Required tasks
• 1. Reproduce word for word the part of the passage on the word "influence" starting with "Here it is worth" and going on through "the 'ethereal fluid''.".
• 2. Write the next part of the passage on the word "influence", picking up after its final sentence.

2: as far as I know, the discussion has talked surprisingly little about the etymology, which presumably implies liquid and 'inflow'. A tributary influences a river, and vice versa? Is this a good metaphor for human action or not? Mark S says not, ever. I think: more likely it sometimes has been (it seems likely that a great many etymologies originally encoded something suggestive, rather than inaccurate), but has also been over-extended and this has obscured the most useful instances.
Not very helpfully for my purposes, discussions of this also always talk about 'the general sense ‘an influx, flowing matter’, also specifically (in astrology) ‘the flowing in of ethereal fluid (affecting human destiny)’'.
Here it is worth noting the parallel term 'inspiration' which clearly derives from something 'receiving a divine breath'. That breath might roughly resemble the 'ethereal fluid''.
3: related, it still seems to me (cf 2002 post) that thought around this is clouded by a conflation of what, in dull words, I may as well call 'conscious' and 'unconscious' 'influence'. This would be the distinction between eg:
"yes, on this record we tried to sound like The Ramones"
and
"without really knowing it, this late 1970s band found their sound shaped by the other music and recording techniques of the period".

Supplied material
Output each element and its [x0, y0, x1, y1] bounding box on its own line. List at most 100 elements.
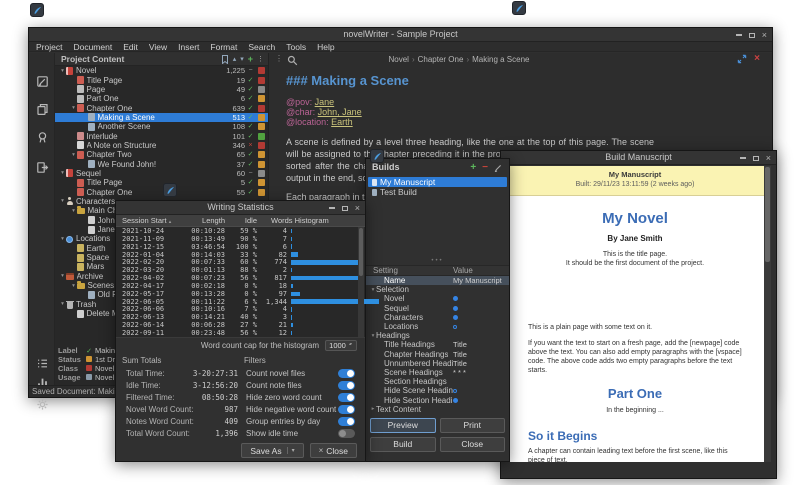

Task results
• 1.
Here it is worth noting the parallel term 'inspiration' which clearly derives from something 'receiving a divine breath'. That breath might roughly resemble the 'ethereal fluid''.

• 2.
It still seems to me that the latter is closer to the original sense, as in the non-conscious flow of an enveloping force (cf water) which has effects on phenomena it encounters.
Actually I add a 4th note:
4: Mark S, still furious at 'influence' after all these years, alleges that it is a piece of magical hand-waving. This kind of allegation may risk becoming what it describes, and I am not especially convinced that 'influence', specifically, is a good candidate for this category. However, again, there is, to my mind, a hint of transferrable truth in what he says, in that *some* words do indeed function like this. A major instance would be 'Modernism' (more clearly, I think, than mere 'Modern') - I have probably never seen such a magical, wish-fulfilling philosopher's stone of a word.
― the pinefox, Thursday, 15 September 2022 09:47 (one year ago) link
Your third point is my preferred argument against the use - or lazy use - of the term, i'd expand it to include not just less conscious but less 'cool' influences or less obviously musical ones, e.g. some people they played with in school, some guy who taught them a cool lick, anything that might have helped develop confidence, attitude, ambition.
― ledge, Thursday, 15 September 2022 10:12 (one year ago) link
i have definitely happily raged abt the fact that "influenza" as a concept emerged from astrology
but possibly on LJ rather than here
"i put on the doors and influenza"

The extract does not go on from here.